* [Goal of the exercise]
Find the lines holding the word "name" and collect them.

* [Provided entries]
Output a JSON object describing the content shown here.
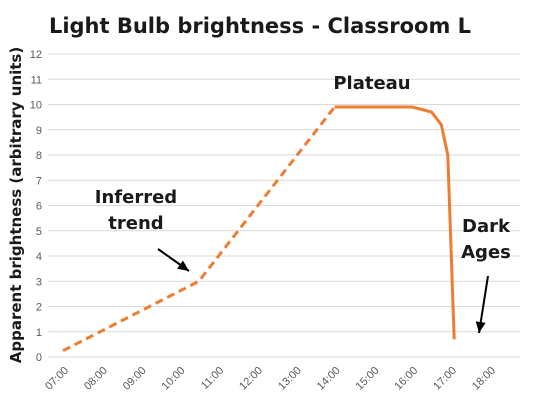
{
  "chart_data": {
    "type": "line",
    "title": "Light Bulb brightness - Classroom L",
    "xlabel": "",
    "ylabel": "Apparent brightness (arbitrary units)",
    "ylim": [
      0,
      12
    ],
    "yticks": [
      "0",
      "1",
      "2",
      "3",
      "4",
      "5",
      "6",
      "7",
      "8",
      "9",
      "10",
      "11",
      "12"
    ],
    "x_tick_labels": [
      "07:00",
      "08:00",
      "09:00",
      "10:00",
      "11:00",
      "12:00",
      "13:00",
      "14:00",
      "15:00",
      "16:00",
      "17:00",
      "18:00"
    ],
    "grid": true,
    "line_color": "#ED7D31",
    "series": [
      {
        "style": "dashed",
        "x": [
          "07:00",
          "10:30",
          "14:00"
        ],
        "y": [
          0.25,
          3.0,
          9.9
        ]
      },
      {
        "style": "solid",
        "x": [
          "14:00",
          "15:00",
          "15:30",
          "16:00",
          "16:30",
          "16:45",
          "16:55",
          "17:05"
        ],
        "y": [
          9.9,
          9.9,
          9.9,
          9.9,
          9.7,
          9.2,
          8.0,
          0.7
        ]
      }
    ],
    "annotations": [
      {
        "name": "annotation-inferred-trend",
        "lines": [
          "Inferred",
          "trend"
        ]
      },
      {
        "name": "annotation-plateau",
        "lines": [
          "Plateau"
        ]
      },
      {
        "name": "annotation-dark-ages",
        "lines": [
          "Dark",
          "Ages"
        ]
      }
    ]
  }
}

* [Answer for the task]
        "name": "annotation-inferred-trend",
        "name": "annotation-plateau",
        "name": "annotation-dark-ages",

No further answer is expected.